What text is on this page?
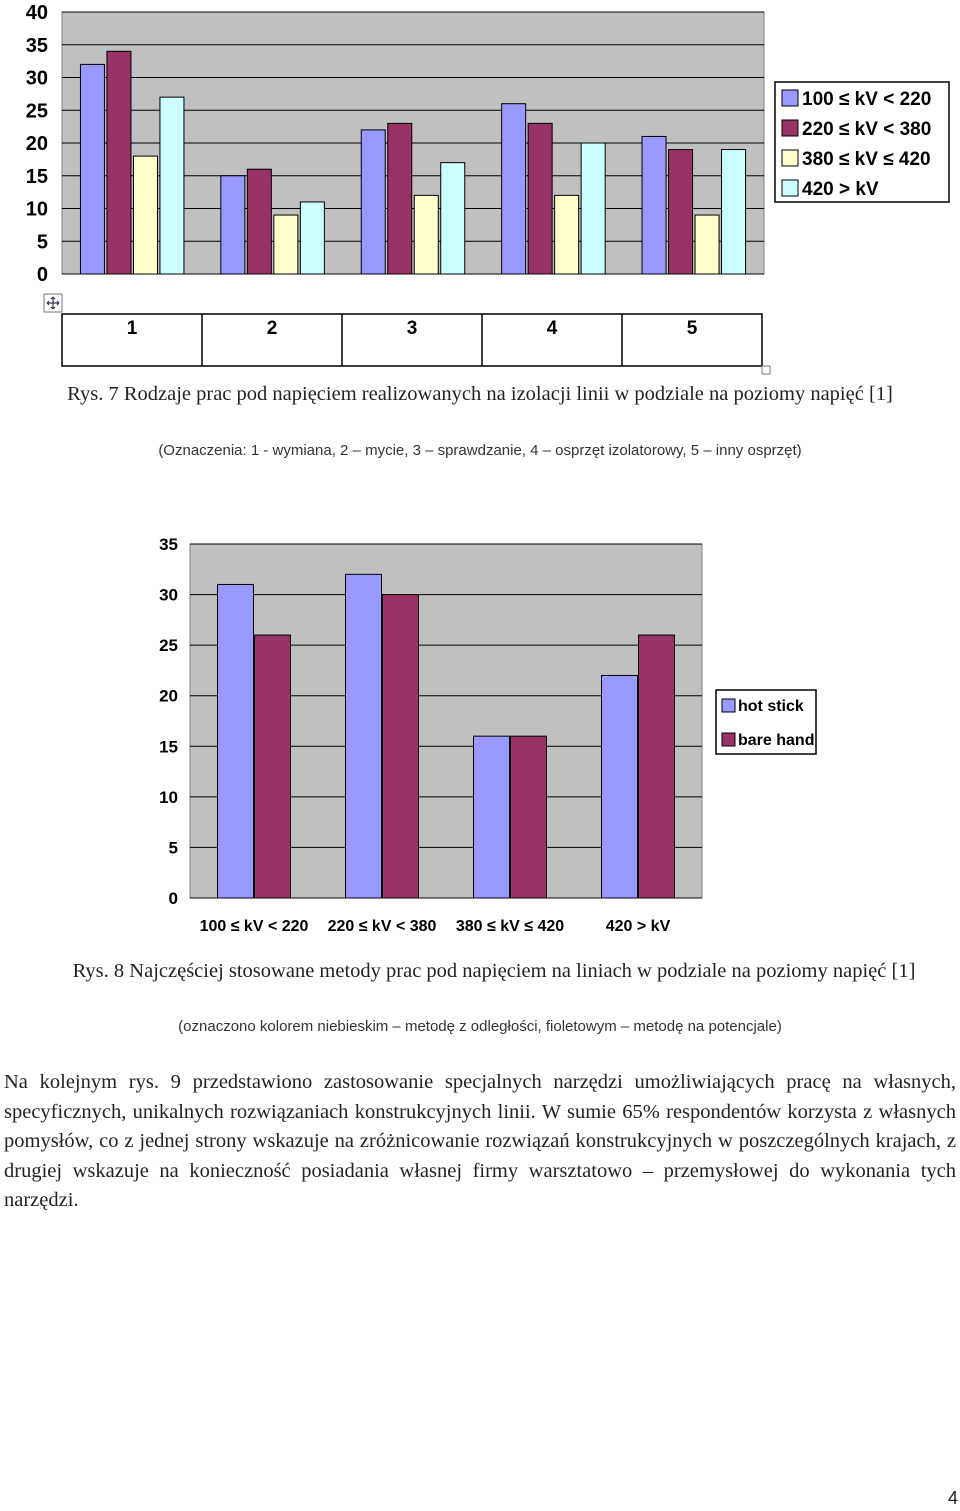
0
5
10
15
20
25
30
35
40
1	2	3	4	5
100 ≤ kV < 220
220 ≤ kV < 380
380 ≤ kV ≤ 420
420 > kV
Rys. 7 Rodzaje prac pod napięciem realizowanych na izolacji linii w podziale na poziomy napięć [1]
(Oznaczenia: 1 - wymiana, 2 – mycie, 3 – sprawdzanie, 4 – osprzęt izolatorowy, 5 – inny osprzęt)
0
5
10
15
20
25
30
35
100 ≤ kV < 220 220 ≤ kV < 380 380 ≤ kV ≤ 420	420 > kV
hot stick
bare hand
Rys. 8 Najczęściej stosowane metody prac pod napięciem na liniach w podziale na poziomy napięć [1]
(oznaczono kolorem niebieskim – metodę z odległości, fioletowym – metodę na potencjale)

Na kolejnym rys. 9 przedstawiono zastosowanie specjalnych narzędzi umożliwiających pracę na własnych, specyficznych, unikalnych rozwiązaniach konstrukcyjnych linii. W sumie 65% respondentów korzysta z własnych pomysłów, co z jednej strony wskazuje na zróżnicowanie rozwiązań konstrukcyjnych w poszczególnych krajach, z drugiej wskazuje na konieczność posiadania własnej firmy warsztatowo – przemysłowej do wykonania tych narzędzi.

4
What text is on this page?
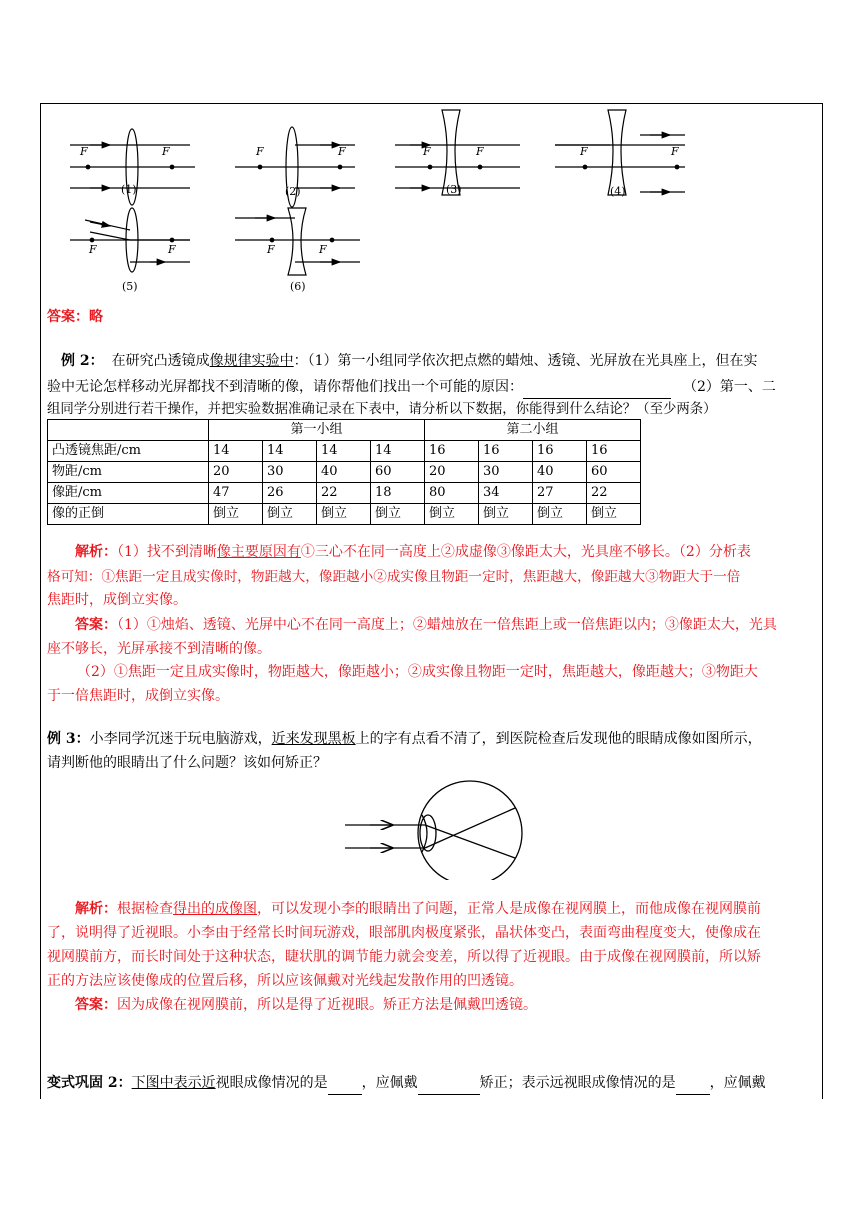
F	F
(1)
F	F
(2)
F	F
(3)
F	F
(4)
F	F
(5)
F	F
(6)
答案：略
例 2： 在研究凸透镜成像规律实验中：（1）第一小组同学依次把点燃的蜡烛、透镜、光屏放在光具座上，但在实
验中无论怎样移动光屏都找不到清晰的像，请你帮他们找出一个可能的原因：	（2）第一、二
组同学分别进行若干操作，并把实验数据准确记录在下表中，请分析以下数据，你能得到什么结论？（至少两条）
	第一小组				第二小组			
凸透镜焦距/cm	14	14	14	14	16	16	16	16
物距/cm	20	30	40	60	20	30	40	60
像距/cm	47	26	22	18	80	34	27	22
像的正倒	倒立	倒立	倒立	倒立	倒立	倒立	倒立	倒立
解析：（1）找不到清晰像主要原因有①三心不在同一高度上②成虚像③像距太大，光具座不够长。（2）分析表
格可知：①焦距一定且成实像时，物距越大，像距越小②成实像且物距一定时，焦距越大，像距越大③物距大于一倍
焦距时，成倒立实像。
答案：（1）①烛焰、透镜、光屏中心不在同一高度上；②蜡烛放在一倍焦距上或一倍焦距以内；③像距太大，光具
座不够长，光屏承接不到清晰的像。
（2）①焦距一定且成实像时，物距越大，像距越小；②成实像且物距一定时，焦距越大，像距越大；③物距大
于一倍焦距时，成倒立实像。
例 3：小李同学沉迷于玩电脑游戏，近来发现黑板上的字有点看不清了，到医院检查后发现他的眼睛成像如图所示，
请判断他的眼睛出了什么问题？该如何矫正？
解析：根据检查得出的成像图，可以发现小李的眼睛出了问题，正常人是成像在视网膜上，而他成像在视网膜前
了，说明得了近视眼。小李由于经常长时间玩游戏，眼部肌肉极度紧张，晶状体变凸，表面弯曲程度变大，使像成在
视网膜前方，而长时间处于这种状态，睫状肌的调节能力就会变差，所以得了近视眼。由于成像在视网膜前，所以矫
正的方法应该使像成的位置后移，所以应该佩戴对光线起发散作用的凹透镜。
答案：因为成像在视网膜前，所以是得了近视眼。矫正方法是佩戴凹透镜。
变式巩固 2：下图中表示近视眼成像情况的是 ，应佩戴	矫正；表示远视眼成像情况的是 ，应佩戴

————

Aim of the task » Identify the lines of the entries containing the string "linii". Copy each such line.

Completed exercise »
Rys. 7 Rodzaje prac pod napięciem realizowanych na izolacji linii w podziale na poziomy napięć [1]
Na kolejnym rys. 9 przedstawiono zastosowanie specjalnych narzędzi umożliwiających pracę na własnych, specyficznych, unikalnych rozwiązaniach konstrukcyjnych linii. W sumie 65% respondentów korzysta z własnych pomysłów, co z jednej strony wskazuje na zróżnicowanie rozwiązań konstrukcyjnych w poszczególnych krajach, z drugiej wskazuje na konieczność posiadania własnej firmy warsztatowo – przemysłowej do wykonania tych narzędzi.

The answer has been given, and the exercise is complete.